* [Challenge]: Look through the material below. Copy each line that contains the string "ہدایات".

++++++

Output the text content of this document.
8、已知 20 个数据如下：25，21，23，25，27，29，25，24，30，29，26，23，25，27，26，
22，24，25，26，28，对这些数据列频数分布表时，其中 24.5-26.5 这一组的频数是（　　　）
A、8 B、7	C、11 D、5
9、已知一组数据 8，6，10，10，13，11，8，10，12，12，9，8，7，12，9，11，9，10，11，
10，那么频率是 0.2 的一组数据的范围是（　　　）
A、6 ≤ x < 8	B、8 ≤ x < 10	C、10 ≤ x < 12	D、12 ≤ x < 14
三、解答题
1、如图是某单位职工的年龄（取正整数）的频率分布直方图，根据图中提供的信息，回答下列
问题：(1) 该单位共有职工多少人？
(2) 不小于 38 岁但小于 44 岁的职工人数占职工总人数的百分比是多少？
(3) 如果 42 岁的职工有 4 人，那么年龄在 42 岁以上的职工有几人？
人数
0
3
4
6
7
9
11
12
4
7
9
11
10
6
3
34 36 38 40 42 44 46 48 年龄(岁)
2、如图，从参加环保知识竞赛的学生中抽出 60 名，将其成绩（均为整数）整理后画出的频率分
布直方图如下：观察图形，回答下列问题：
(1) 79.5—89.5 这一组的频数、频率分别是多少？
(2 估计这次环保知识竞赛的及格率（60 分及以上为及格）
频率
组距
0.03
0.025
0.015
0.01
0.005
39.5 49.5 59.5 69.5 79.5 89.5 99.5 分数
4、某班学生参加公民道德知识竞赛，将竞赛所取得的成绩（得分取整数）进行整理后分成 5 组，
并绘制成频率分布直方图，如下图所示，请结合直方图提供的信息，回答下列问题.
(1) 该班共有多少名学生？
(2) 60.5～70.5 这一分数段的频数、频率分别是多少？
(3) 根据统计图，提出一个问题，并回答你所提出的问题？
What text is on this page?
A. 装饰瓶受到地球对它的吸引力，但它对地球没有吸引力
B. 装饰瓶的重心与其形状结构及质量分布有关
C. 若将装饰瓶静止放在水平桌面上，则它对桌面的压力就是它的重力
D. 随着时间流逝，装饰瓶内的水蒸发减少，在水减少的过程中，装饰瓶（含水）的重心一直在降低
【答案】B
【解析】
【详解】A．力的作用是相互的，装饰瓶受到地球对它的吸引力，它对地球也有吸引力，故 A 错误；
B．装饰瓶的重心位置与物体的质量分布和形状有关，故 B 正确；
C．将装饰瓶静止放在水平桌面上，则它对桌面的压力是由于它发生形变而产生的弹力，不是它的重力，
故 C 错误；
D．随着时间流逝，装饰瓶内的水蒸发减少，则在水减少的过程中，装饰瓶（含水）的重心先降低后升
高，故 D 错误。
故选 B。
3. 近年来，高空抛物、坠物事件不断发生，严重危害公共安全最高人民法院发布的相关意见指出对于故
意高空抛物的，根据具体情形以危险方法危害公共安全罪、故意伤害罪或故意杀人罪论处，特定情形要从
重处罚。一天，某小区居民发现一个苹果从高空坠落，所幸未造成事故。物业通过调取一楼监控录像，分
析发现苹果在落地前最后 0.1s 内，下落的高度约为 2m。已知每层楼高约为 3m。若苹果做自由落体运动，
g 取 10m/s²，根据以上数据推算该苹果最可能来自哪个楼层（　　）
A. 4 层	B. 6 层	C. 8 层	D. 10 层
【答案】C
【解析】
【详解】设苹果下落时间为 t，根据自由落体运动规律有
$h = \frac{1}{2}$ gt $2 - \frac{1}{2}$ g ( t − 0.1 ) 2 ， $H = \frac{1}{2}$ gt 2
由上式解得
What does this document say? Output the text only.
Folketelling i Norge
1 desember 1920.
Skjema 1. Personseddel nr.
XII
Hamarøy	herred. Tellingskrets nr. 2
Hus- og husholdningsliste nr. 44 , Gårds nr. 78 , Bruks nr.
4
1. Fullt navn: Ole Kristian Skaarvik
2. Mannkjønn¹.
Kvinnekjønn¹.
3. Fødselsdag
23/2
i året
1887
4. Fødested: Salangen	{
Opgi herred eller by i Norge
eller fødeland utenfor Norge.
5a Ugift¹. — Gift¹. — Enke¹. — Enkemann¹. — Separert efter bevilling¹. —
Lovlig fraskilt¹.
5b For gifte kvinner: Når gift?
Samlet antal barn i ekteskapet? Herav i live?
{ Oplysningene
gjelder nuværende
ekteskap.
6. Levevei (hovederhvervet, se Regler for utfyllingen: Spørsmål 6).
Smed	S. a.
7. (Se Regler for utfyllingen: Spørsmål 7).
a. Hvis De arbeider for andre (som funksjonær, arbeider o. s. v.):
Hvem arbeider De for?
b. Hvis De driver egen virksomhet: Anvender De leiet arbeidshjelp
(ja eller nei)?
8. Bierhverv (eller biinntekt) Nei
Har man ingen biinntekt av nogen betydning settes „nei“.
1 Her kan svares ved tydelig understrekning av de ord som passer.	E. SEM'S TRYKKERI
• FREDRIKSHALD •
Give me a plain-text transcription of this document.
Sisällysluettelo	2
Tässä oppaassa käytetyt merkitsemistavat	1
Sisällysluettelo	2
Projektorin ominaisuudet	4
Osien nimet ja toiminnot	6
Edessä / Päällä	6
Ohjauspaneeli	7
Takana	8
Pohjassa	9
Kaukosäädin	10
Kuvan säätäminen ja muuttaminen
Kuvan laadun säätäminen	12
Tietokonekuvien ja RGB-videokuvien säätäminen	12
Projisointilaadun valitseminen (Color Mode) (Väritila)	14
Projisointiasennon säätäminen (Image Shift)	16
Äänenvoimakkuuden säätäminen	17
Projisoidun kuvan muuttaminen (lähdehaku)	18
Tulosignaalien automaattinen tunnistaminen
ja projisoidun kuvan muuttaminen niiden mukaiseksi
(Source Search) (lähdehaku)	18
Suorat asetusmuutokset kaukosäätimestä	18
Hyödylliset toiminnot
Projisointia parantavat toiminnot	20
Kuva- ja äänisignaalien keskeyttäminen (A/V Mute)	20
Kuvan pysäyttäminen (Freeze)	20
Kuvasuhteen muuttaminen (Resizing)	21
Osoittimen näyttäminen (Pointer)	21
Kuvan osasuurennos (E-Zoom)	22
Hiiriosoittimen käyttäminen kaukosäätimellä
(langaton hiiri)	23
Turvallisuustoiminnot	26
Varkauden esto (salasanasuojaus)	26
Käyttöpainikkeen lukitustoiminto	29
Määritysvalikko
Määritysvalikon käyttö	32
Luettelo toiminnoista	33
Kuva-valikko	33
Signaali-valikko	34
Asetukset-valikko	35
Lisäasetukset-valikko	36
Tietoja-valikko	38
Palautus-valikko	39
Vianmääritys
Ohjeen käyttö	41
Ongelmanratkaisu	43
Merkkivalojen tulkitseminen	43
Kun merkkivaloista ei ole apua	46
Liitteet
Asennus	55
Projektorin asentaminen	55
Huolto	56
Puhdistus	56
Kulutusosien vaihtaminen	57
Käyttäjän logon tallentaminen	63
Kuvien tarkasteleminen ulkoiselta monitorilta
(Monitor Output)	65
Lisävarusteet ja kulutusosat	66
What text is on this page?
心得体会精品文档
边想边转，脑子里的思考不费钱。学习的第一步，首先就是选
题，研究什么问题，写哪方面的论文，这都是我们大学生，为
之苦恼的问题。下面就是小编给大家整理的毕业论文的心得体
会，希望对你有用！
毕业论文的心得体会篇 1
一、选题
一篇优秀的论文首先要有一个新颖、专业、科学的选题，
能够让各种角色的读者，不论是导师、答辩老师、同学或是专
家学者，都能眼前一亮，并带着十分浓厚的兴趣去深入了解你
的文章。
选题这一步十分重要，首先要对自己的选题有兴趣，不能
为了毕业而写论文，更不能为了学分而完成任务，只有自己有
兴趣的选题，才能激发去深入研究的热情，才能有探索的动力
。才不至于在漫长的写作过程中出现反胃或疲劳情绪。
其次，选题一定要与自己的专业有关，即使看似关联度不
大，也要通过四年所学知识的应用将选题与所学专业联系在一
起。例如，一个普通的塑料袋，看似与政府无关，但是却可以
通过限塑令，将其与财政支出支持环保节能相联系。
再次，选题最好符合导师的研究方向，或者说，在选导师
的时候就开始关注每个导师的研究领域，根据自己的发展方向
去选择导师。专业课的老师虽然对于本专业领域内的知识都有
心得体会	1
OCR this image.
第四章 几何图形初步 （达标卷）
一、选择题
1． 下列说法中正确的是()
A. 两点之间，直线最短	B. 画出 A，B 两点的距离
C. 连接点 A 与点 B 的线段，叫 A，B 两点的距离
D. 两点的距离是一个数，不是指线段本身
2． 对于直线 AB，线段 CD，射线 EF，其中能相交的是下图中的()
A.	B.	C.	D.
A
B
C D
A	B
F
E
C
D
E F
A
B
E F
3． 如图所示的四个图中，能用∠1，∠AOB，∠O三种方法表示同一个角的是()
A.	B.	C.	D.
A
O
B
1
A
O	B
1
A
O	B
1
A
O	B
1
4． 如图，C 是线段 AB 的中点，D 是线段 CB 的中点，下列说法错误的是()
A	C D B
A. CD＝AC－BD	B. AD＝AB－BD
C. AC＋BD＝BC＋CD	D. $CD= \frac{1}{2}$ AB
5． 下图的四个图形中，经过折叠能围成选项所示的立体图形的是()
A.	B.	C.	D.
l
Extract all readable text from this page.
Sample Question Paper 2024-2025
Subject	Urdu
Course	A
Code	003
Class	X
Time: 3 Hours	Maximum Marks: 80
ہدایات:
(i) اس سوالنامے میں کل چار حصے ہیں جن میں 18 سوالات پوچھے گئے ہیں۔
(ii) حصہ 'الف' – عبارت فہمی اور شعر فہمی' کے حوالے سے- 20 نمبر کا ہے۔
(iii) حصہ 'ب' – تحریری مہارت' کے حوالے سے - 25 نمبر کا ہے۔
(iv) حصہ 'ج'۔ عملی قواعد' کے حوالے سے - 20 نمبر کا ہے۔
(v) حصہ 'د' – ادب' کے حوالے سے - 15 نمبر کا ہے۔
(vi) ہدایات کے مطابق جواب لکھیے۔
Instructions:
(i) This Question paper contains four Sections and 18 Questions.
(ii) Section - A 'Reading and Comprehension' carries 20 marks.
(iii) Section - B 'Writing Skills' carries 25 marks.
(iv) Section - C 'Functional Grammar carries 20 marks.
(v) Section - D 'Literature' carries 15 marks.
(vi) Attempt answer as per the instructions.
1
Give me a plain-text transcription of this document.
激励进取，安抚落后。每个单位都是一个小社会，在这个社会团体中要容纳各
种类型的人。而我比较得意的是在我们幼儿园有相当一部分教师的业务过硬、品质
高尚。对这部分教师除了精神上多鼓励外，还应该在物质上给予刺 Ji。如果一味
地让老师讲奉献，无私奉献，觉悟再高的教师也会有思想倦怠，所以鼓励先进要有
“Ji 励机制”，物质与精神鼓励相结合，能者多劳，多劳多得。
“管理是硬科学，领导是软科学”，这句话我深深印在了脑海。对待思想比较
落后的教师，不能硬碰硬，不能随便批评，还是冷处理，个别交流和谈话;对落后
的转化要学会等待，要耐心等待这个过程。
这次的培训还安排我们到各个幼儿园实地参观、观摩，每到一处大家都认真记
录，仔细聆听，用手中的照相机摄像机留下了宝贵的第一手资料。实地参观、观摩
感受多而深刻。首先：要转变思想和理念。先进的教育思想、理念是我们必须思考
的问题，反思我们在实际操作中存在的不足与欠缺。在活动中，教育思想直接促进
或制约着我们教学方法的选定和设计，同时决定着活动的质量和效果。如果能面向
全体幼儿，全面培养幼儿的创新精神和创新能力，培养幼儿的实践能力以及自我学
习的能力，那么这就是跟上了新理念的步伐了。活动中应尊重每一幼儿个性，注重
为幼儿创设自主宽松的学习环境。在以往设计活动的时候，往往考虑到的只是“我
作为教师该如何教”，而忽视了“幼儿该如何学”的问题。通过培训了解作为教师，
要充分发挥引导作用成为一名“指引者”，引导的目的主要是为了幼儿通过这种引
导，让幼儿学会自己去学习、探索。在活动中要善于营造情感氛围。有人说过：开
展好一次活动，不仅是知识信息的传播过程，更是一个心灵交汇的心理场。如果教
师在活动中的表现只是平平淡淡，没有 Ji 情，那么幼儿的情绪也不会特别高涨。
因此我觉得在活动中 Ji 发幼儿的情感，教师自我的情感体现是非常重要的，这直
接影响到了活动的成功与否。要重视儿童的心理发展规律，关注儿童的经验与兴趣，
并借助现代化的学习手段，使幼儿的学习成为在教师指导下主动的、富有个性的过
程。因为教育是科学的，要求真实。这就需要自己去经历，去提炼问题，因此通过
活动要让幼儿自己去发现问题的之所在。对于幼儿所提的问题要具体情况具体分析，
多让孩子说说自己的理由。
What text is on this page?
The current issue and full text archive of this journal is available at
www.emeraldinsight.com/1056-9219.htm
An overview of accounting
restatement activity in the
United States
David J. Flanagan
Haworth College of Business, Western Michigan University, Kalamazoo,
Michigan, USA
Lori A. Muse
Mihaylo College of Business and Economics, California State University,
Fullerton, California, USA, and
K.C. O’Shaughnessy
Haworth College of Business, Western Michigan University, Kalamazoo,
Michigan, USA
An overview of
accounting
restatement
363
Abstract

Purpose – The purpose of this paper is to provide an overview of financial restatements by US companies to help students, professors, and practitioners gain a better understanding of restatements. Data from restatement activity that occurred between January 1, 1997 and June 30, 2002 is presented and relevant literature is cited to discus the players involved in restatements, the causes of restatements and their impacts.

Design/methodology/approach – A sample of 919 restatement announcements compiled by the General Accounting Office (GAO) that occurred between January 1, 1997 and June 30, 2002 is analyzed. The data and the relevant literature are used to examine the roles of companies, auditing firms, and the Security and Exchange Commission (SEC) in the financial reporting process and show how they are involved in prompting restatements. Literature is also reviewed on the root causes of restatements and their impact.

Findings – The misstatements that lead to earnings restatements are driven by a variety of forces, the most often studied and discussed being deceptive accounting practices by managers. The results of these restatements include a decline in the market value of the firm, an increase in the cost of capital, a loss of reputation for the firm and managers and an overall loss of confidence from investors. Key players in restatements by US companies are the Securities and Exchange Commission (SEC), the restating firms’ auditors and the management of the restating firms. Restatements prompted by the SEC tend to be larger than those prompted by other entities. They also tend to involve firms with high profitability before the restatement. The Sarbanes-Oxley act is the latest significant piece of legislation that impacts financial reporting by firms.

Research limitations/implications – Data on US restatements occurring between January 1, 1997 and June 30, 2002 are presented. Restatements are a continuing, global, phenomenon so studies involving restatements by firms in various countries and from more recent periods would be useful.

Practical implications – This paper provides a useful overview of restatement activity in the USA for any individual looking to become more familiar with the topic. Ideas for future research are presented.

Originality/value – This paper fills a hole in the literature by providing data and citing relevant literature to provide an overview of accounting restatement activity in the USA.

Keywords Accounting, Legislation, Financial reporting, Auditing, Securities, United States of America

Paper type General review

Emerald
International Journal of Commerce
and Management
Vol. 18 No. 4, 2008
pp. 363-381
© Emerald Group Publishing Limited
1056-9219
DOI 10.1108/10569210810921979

++++++

* [Correct result]:
ہدایات:
(vi) ہدایات کے مطابق جواب لکھیے۔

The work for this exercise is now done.